DIRECTIVE |
From the listing below, extract each entry exactly as written, minus the images.
--- START OF DATASET RECORDS ---
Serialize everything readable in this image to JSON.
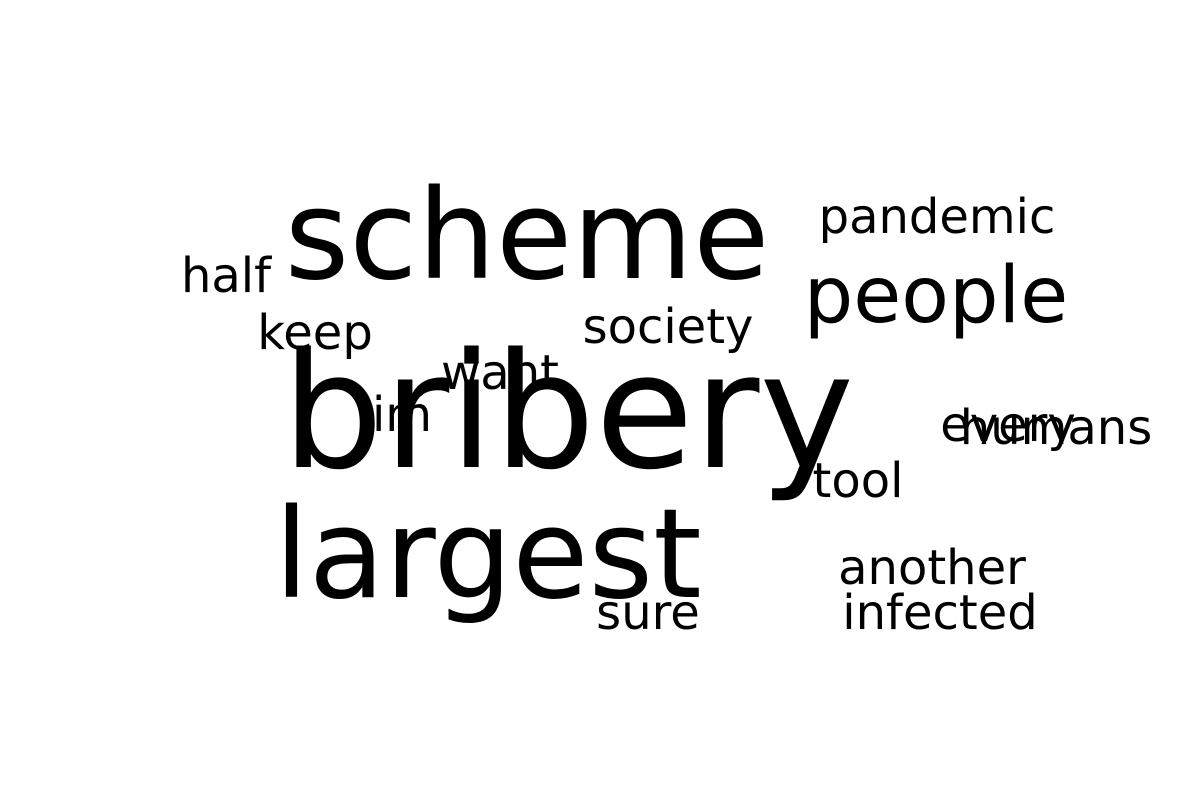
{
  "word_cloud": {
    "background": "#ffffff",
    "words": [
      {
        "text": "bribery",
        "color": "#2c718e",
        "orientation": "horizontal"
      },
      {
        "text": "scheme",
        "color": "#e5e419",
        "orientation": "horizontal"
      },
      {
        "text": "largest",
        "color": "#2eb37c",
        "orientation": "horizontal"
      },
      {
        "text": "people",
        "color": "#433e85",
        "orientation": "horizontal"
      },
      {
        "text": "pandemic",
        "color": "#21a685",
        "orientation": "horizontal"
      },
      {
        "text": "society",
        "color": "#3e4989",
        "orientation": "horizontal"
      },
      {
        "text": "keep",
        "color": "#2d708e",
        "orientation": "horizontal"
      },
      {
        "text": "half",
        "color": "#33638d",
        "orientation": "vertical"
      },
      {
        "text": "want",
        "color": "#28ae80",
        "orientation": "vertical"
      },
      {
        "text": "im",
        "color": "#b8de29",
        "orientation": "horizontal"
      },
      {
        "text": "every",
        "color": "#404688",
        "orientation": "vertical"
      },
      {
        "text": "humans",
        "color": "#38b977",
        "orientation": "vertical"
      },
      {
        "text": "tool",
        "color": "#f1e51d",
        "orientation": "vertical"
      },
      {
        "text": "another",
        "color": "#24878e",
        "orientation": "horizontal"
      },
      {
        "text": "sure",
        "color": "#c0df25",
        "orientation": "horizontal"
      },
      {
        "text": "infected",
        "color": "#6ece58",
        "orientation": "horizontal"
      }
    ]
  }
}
--- END OF DATASET RECORDS ---
FINAL RESULT |
Serialize everything readable in this image to JSON.
{
  "word_cloud": {
    "background": "#ffffff",
    "words": [
      {
        "text": "bribery",
        "color": "#2c718e",
        "orientation": "horizontal"
      },
      {
        "text": "scheme",
        "color": "#e5e419",
        "orientation": "horizontal"
      },
      {
        "text": "largest",
        "color": "#2eb37c",
        "orientation": "horizontal"
      },
      {
        "text": "people",
        "color": "#433e85",
        "orientation": "horizontal"
      },
      {
        "text": "pandemic",
        "color": "#21a685",
        "orientation": "horizontal"
      },
      {
        "text": "society",
        "color": "#3e4989",
        "orientation": "horizontal"
      },
      {
        "text": "keep",
        "color": "#2d708e",
        "orientation": "horizontal"
      },
      {
        "text": "half",
        "color": "#33638d",
        "orientation": "vertical"
      },
      {
        "text": "want",
        "color": "#28ae80",
        "orientation": "vertical"
      },
      {
        "text": "im",
        "color": "#b8de29",
        "orientation": "horizontal"
      },
      {
        "text": "every",
        "color": "#404688",
        "orientation": "vertical"
      },
      {
        "text": "humans",
        "color": "#38b977",
        "orientation": "vertical"
      },
      {
        "text": "tool",
        "color": "#f1e51d",
        "orientation": "vertical"
      },
      {
        "text": "another",
        "color": "#24878e",
        "orientation": "horizontal"
      },
      {
        "text": "sure",
        "color": "#c0df25",
        "orientation": "horizontal"
      },
      {
        "text": "infected",
        "color": "#6ece58",
        "orientation": "horizontal"
      }
    ]
  }
}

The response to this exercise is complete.